Requirements:
Repeat all entries exactly.

[Stored dataset items]
/---

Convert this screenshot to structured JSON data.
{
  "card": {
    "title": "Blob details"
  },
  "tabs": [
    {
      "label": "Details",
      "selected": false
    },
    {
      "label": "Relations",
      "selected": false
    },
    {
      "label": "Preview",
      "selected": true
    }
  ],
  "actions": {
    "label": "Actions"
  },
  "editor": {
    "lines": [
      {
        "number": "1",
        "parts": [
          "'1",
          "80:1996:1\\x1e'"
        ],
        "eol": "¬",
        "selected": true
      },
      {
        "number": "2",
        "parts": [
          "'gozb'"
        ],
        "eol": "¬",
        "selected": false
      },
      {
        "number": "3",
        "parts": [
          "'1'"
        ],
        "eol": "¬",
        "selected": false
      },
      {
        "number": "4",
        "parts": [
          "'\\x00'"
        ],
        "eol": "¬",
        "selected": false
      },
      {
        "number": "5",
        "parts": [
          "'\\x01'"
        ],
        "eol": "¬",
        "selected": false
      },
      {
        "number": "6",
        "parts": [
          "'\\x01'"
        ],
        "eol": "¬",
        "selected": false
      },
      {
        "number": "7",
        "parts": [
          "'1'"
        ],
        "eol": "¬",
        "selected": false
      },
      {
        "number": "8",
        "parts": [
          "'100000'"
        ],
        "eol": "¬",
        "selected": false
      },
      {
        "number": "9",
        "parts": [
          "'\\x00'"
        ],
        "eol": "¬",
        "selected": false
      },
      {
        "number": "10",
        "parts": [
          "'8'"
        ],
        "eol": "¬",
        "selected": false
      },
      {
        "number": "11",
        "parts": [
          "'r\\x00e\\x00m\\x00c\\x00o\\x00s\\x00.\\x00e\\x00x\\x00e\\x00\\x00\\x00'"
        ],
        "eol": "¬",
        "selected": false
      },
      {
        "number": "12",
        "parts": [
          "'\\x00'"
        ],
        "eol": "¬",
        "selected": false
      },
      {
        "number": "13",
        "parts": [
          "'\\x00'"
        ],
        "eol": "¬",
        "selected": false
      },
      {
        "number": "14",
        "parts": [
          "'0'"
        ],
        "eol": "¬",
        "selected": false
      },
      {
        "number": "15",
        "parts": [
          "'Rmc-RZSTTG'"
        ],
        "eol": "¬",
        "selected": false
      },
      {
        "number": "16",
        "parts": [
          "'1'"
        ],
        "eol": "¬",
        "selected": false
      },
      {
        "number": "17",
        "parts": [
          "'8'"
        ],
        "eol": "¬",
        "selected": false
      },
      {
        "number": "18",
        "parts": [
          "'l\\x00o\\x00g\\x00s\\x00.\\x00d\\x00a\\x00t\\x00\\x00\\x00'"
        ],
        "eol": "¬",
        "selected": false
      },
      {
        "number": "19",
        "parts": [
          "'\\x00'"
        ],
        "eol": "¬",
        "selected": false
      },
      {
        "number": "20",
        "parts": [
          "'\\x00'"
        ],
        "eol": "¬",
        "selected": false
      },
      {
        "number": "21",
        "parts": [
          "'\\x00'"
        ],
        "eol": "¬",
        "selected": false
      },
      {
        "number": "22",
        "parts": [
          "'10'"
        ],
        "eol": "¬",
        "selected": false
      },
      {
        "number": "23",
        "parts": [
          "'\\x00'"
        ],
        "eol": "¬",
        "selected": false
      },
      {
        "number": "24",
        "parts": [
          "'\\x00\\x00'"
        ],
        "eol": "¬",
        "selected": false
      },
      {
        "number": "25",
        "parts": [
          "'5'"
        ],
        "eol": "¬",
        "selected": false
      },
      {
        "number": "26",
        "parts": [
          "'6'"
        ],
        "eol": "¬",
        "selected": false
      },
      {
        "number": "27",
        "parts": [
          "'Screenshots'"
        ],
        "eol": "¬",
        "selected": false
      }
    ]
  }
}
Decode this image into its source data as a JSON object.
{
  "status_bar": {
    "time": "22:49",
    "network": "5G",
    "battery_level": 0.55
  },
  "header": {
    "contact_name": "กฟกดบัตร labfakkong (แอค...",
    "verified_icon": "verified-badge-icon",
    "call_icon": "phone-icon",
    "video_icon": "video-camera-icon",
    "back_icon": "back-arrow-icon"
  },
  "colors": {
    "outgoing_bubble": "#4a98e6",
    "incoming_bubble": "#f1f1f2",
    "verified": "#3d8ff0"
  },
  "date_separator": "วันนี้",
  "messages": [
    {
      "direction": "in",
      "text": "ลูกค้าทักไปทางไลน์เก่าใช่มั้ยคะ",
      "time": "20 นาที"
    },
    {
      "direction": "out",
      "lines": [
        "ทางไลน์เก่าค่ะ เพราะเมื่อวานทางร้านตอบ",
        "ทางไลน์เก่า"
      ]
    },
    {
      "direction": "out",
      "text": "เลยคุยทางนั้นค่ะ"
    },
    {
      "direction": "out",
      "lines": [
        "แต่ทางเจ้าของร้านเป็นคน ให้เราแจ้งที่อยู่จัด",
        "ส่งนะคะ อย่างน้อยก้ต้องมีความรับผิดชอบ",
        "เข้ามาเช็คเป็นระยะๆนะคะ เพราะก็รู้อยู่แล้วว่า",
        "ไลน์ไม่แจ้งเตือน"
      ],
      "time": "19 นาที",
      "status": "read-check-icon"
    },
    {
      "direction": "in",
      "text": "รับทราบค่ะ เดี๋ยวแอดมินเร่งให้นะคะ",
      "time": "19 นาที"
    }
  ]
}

\---

Finished task:
Convert this screenshot to structured JSON data.
{
  "card": {
    "title": "Blob details"
  },
  "tabs": [
    {
      "label": "Details",
      "selected": false
    },
    {
      "label": "Relations",
      "selected": false
    },
    {
      "label": "Preview",
      "selected": true
    }
  ],
  "actions": {
    "label": "Actions"
  },
  "editor": {
    "lines": [
      {
        "number": "1",
        "parts": [
          "'1",
          "80:1996:1\\x1e'"
        ],
        "eol": "¬",
        "selected": true
      },
      {
        "number": "2",
        "parts": [
          "'gozb'"
        ],
        "eol": "¬",
        "selected": false
      },
      {
        "number": "3",
        "parts": [
          "'1'"
        ],
        "eol": "¬",
        "selected": false
      },
      {
        "number": "4",
        "parts": [
          "'\\x00'"
        ],
        "eol": "¬",
        "selected": false
      },
      {
        "number": "5",
        "parts": [
          "'\\x01'"
        ],
        "eol": "¬",
        "selected": false
      },
      {
        "number": "6",
        "parts": [
          "'\\x01'"
        ],
        "eol": "¬",
        "selected": false
      },
      {
        "number": "7",
        "parts": [
          "'1'"
        ],
        "eol": "¬",
        "selected": false
      },
      {
        "number": "8",
        "parts": [
          "'100000'"
        ],
        "eol": "¬",
        "selected": false
      },
      {
        "number": "9",
        "parts": [
          "'\\x00'"
        ],
        "eol": "¬",
        "selected": false
      },
      {
        "number": "10",
        "parts": [
          "'8'"
        ],
        "eol": "¬",
        "selected": false
      },
      {
        "number": "11",
        "parts": [
          "'r\\x00e\\x00m\\x00c\\x00o\\x00s\\x00.\\x00e\\x00x\\x00e\\x00\\x00\\x00'"
        ],
        "eol": "¬",
        "selected": false
      },
      {
        "number": "12",
        "parts": [
          "'\\x00'"
        ],
        "eol": "¬",
        "selected": false
      },
      {
        "number": "13",
        "parts": [
          "'\\x00'"
        ],
        "eol": "¬",
        "selected": false
      },
      {
        "number": "14",
        "parts": [
          "'0'"
        ],
        "eol": "¬",
        "selected": false
      },
      {
        "number": "15",
        "parts": [
          "'Rmc-RZSTTG'"
        ],
        "eol": "¬",
        "selected": false
      },
      {
        "number": "16",
        "parts": [
          "'1'"
        ],
        "eol": "¬",
        "selected": false
      },
      {
        "number": "17",
        "parts": [
          "'8'"
        ],
        "eol": "¬",
        "selected": false
      },
      {
        "number": "18",
        "parts": [
          "'l\\x00o\\x00g\\x00s\\x00.\\x00d\\x00a\\x00t\\x00\\x00\\x00'"
        ],
        "eol": "¬",
        "selected": false
      },
      {
        "number": "19",
        "parts": [
          "'\\x00'"
        ],
        "eol": "¬",
        "selected": false
      },
      {
        "number": "20",
        "parts": [
          "'\\x00'"
        ],
        "eol": "¬",
        "selected": false
      },
      {
        "number": "21",
        "parts": [
          "'\\x00'"
        ],
        "eol": "¬",
        "selected": false
      },
      {
        "number": "22",
        "parts": [
          "'10'"
        ],
        "eol": "¬",
        "selected": false
      },
      {
        "number": "23",
        "parts": [
          "'\\x00'"
        ],
        "eol": "¬",
        "selected": false
      },
      {
        "number": "24",
        "parts": [
          "'\\x00\\x00'"
        ],
        "eol": "¬",
        "selected": false
      },
      {
        "number": "25",
        "parts": [
          "'5'"
        ],
        "eol": "¬",
        "selected": false
      },
      {
        "number": "26",
        "parts": [
          "'6'"
        ],
        "eol": "¬",
        "selected": false
      },
      {
        "number": "27",
        "parts": [
          "'Screenshots'"
        ],
        "eol": "¬",
        "selected": false
      }
    ]
  }
}
Decode this image into its source data as a JSON object.
{
  "status_bar": {
    "time": "22:49",
    "network": "5G",
    "battery_level": 0.55
  },
  "header": {
    "contact_name": "กฟกดบัตร labfakkong (แอค...",
    "verified_icon": "verified-badge-icon",
    "call_icon": "phone-icon",
    "video_icon": "video-camera-icon",
    "back_icon": "back-arrow-icon"
  },
  "colors": {
    "outgoing_bubble": "#4a98e6",
    "incoming_bubble": "#f1f1f2",
    "verified": "#3d8ff0"
  },
  "date_separator": "วันนี้",
  "messages": [
    {
      "direction": "in",
      "text": "ลูกค้าทักไปทางไลน์เก่าใช่มั้ยคะ",
      "time": "20 นาที"
    },
    {
      "direction": "out",
      "lines": [
        "ทางไลน์เก่าค่ะ เพราะเมื่อวานทางร้านตอบ",
        "ทางไลน์เก่า"
      ]
    },
    {
      "direction": "out",
      "text": "เลยคุยทางนั้นค่ะ"
    },
    {
      "direction": "out",
      "lines": [
        "แต่ทางเจ้าของร้านเป็นคน ให้เราแจ้งที่อยู่จัด",
        "ส่งนะคะ อย่างน้อยก้ต้องมีความรับผิดชอบ",
        "เข้ามาเช็คเป็นระยะๆนะคะ เพราะก็รู้อยู่แล้วว่า",
        "ไลน์ไม่แจ้งเตือน"
      ],
      "time": "19 นาที",
      "status": "read-check-icon"
    },
    {
      "direction": "in",
      "text": "รับทราบค่ะ เดี๋ยวแอดมินเร่งให้นะคะ",
      "time": "19 นาที"
    }
  ]
}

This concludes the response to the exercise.